▶ [Instruction]
From the listing that follows, output everything exactly except the pictures.

○ ○ ○

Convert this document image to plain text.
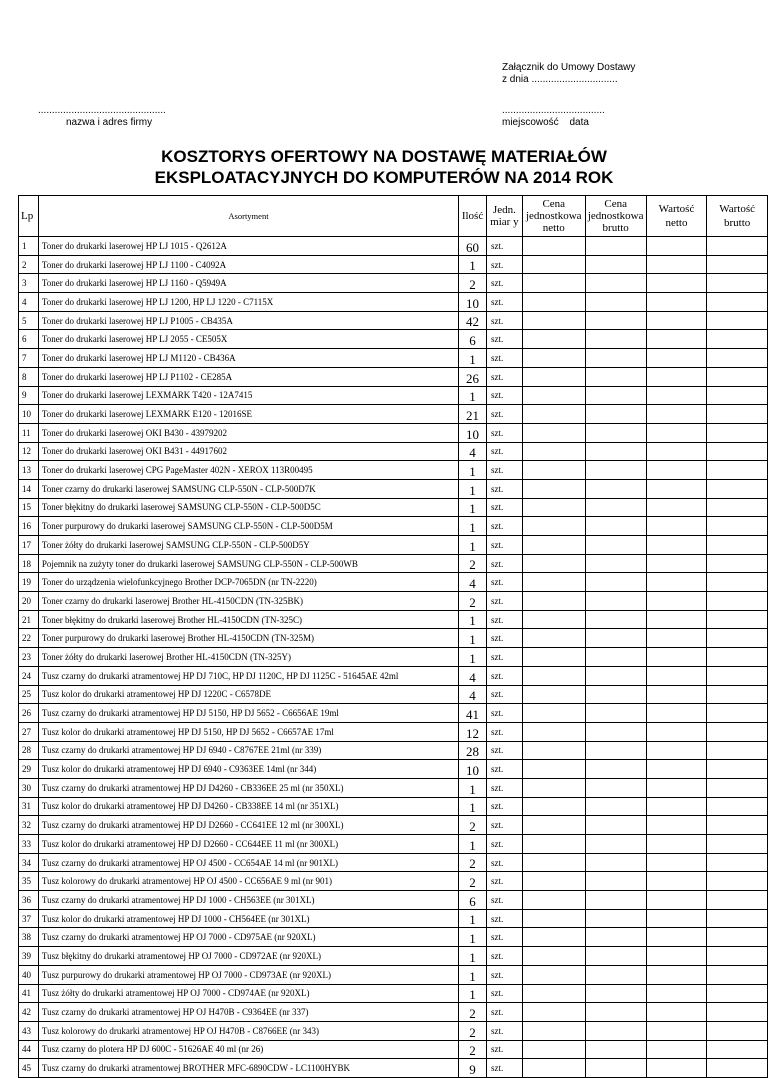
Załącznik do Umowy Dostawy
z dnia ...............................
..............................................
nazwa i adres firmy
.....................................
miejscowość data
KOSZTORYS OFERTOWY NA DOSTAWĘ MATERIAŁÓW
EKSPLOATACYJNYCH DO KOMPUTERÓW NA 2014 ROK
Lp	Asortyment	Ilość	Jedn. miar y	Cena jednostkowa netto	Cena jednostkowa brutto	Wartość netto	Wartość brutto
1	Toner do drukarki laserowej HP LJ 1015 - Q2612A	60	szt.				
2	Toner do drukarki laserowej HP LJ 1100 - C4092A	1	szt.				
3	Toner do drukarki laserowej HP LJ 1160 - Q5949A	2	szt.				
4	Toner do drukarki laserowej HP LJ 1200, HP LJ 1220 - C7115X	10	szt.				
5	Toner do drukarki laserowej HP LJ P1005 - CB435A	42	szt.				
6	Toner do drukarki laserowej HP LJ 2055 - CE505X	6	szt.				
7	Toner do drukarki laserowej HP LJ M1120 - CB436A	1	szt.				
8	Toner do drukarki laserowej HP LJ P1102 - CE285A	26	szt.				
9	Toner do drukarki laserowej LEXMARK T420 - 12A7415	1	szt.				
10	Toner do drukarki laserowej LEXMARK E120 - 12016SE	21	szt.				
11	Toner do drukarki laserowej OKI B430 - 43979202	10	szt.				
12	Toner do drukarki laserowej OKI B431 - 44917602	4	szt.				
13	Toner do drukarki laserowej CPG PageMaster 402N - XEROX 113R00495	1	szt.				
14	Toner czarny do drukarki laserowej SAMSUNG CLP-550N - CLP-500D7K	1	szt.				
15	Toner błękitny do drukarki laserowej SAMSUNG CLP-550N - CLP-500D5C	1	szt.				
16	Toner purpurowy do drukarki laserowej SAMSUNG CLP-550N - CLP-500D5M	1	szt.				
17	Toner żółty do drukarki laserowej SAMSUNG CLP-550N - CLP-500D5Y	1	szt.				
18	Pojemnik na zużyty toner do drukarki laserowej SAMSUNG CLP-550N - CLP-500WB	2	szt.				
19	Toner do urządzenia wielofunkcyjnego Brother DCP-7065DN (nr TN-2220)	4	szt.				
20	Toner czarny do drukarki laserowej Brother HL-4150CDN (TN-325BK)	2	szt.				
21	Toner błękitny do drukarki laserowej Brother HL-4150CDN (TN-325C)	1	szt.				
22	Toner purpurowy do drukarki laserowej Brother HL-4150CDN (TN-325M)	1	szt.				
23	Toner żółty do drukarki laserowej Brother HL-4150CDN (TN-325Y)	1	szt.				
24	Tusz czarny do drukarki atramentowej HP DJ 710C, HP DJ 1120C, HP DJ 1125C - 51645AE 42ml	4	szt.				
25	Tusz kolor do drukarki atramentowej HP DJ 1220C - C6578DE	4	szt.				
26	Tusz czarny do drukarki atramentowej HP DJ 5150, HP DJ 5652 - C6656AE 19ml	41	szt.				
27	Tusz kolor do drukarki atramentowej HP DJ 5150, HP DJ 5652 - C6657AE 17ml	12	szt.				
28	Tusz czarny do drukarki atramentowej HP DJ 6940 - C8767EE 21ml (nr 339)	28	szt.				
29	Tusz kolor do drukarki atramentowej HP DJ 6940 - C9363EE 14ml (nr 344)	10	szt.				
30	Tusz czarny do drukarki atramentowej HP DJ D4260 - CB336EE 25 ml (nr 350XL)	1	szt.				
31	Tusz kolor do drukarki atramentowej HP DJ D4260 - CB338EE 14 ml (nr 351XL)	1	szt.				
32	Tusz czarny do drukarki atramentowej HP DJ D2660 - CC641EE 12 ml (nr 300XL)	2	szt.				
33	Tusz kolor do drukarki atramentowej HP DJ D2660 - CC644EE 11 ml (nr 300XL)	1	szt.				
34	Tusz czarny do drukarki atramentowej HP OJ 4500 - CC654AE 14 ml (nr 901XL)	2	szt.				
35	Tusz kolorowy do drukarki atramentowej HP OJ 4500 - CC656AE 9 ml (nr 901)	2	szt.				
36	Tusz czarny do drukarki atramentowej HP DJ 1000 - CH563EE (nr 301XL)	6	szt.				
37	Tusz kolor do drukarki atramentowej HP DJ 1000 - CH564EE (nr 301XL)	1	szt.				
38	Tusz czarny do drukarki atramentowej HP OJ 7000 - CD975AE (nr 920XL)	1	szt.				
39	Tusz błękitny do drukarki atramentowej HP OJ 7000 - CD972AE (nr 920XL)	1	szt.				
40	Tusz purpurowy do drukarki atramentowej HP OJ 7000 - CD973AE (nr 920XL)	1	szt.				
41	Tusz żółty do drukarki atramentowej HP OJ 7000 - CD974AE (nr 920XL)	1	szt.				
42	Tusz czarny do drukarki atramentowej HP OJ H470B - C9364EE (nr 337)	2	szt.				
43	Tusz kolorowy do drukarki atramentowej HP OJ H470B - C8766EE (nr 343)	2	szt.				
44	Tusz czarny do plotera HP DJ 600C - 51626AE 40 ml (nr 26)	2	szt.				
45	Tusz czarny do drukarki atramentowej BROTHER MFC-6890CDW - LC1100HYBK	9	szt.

○ ○ ○

▶ [Result of this exercise]
Convert this document image to plain text.
Załącznik do Umowy Dostawy
z dnia ...............................
..............................................
nazwa i adres firmy
.....................................
miejscowość data
KOSZTORYS OFERTOWY NA DOSTAWĘ MATERIAŁÓW
EKSPLOATACYJNYCH DO KOMPUTERÓW NA 2014 ROK
Lp	Asortyment	Ilość	Jedn. miar y	Cena jednostkowa netto	Cena jednostkowa brutto	Wartość netto	Wartość brutto
1	Toner do drukarki laserowej HP LJ 1015 - Q2612A	60	szt.				
2	Toner do drukarki laserowej HP LJ 1100 - C4092A	1	szt.				
3	Toner do drukarki laserowej HP LJ 1160 - Q5949A	2	szt.				
4	Toner do drukarki laserowej HP LJ 1200, HP LJ 1220 - C7115X	10	szt.				
5	Toner do drukarki laserowej HP LJ P1005 - CB435A	42	szt.				
6	Toner do drukarki laserowej HP LJ 2055 - CE505X	6	szt.				
7	Toner do drukarki laserowej HP LJ M1120 - CB436A	1	szt.				
8	Toner do drukarki laserowej HP LJ P1102 - CE285A	26	szt.				
9	Toner do drukarki laserowej LEXMARK T420 - 12A7415	1	szt.				
10	Toner do drukarki laserowej LEXMARK E120 - 12016SE	21	szt.				
11	Toner do drukarki laserowej OKI B430 - 43979202	10	szt.				
12	Toner do drukarki laserowej OKI B431 - 44917602	4	szt.				
13	Toner do drukarki laserowej CPG PageMaster 402N - XEROX 113R00495	1	szt.				
14	Toner czarny do drukarki laserowej SAMSUNG CLP-550N - CLP-500D7K	1	szt.				
15	Toner błękitny do drukarki laserowej SAMSUNG CLP-550N - CLP-500D5C	1	szt.				
16	Toner purpurowy do drukarki laserowej SAMSUNG CLP-550N - CLP-500D5M	1	szt.				
17	Toner żółty do drukarki laserowej SAMSUNG CLP-550N - CLP-500D5Y	1	szt.				
18	Pojemnik na zużyty toner do drukarki laserowej SAMSUNG CLP-550N - CLP-500WB	2	szt.				
19	Toner do urządzenia wielofunkcyjnego Brother DCP-7065DN (nr TN-2220)	4	szt.				
20	Toner czarny do drukarki laserowej Brother HL-4150CDN (TN-325BK)	2	szt.				
21	Toner błękitny do drukarki laserowej Brother HL-4150CDN (TN-325C)	1	szt.				
22	Toner purpurowy do drukarki laserowej Brother HL-4150CDN (TN-325M)	1	szt.				
23	Toner żółty do drukarki laserowej Brother HL-4150CDN (TN-325Y)	1	szt.				
24	Tusz czarny do drukarki atramentowej HP DJ 710C, HP DJ 1120C, HP DJ 1125C - 51645AE 42ml	4	szt.				
25	Tusz kolor do drukarki atramentowej HP DJ 1220C - C6578DE	4	szt.				
26	Tusz czarny do drukarki atramentowej HP DJ 5150, HP DJ 5652 - C6656AE 19ml	41	szt.				
27	Tusz kolor do drukarki atramentowej HP DJ 5150, HP DJ 5652 - C6657AE 17ml	12	szt.				
28	Tusz czarny do drukarki atramentowej HP DJ 6940 - C8767EE 21ml (nr 339)	28	szt.				
29	Tusz kolor do drukarki atramentowej HP DJ 6940 - C9363EE 14ml (nr 344)	10	szt.				
30	Tusz czarny do drukarki atramentowej HP DJ D4260 - CB336EE 25 ml (nr 350XL)	1	szt.				
31	Tusz kolor do drukarki atramentowej HP DJ D4260 - CB338EE 14 ml (nr 351XL)	1	szt.				
32	Tusz czarny do drukarki atramentowej HP DJ D2660 - CC641EE 12 ml (nr 300XL)	2	szt.				
33	Tusz kolor do drukarki atramentowej HP DJ D2660 - CC644EE 11 ml (nr 300XL)	1	szt.				
34	Tusz czarny do drukarki atramentowej HP OJ 4500 - CC654AE 14 ml (nr 901XL)	2	szt.				
35	Tusz kolorowy do drukarki atramentowej HP OJ 4500 - CC656AE 9 ml (nr 901)	2	szt.				
36	Tusz czarny do drukarki atramentowej HP DJ 1000 - CH563EE (nr 301XL)	6	szt.				
37	Tusz kolor do drukarki atramentowej HP DJ 1000 - CH564EE (nr 301XL)	1	szt.				
38	Tusz czarny do drukarki atramentowej HP OJ 7000 - CD975AE (nr 920XL)	1	szt.				
39	Tusz błękitny do drukarki atramentowej HP OJ 7000 - CD972AE (nr 920XL)	1	szt.				
40	Tusz purpurowy do drukarki atramentowej HP OJ 7000 - CD973AE (nr 920XL)	1	szt.				
41	Tusz żółty do drukarki atramentowej HP OJ 7000 - CD974AE (nr 920XL)	1	szt.				
42	Tusz czarny do drukarki atramentowej HP OJ H470B - C9364EE (nr 337)	2	szt.				
43	Tusz kolorowy do drukarki atramentowej HP OJ H470B - C8766EE (nr 343)	2	szt.				
44	Tusz czarny do plotera HP DJ 600C - 51626AE 40 ml (nr 26)	2	szt.				
45	Tusz czarny do drukarki atramentowej BROTHER MFC-6890CDW - LC1100HYBK	9	szt.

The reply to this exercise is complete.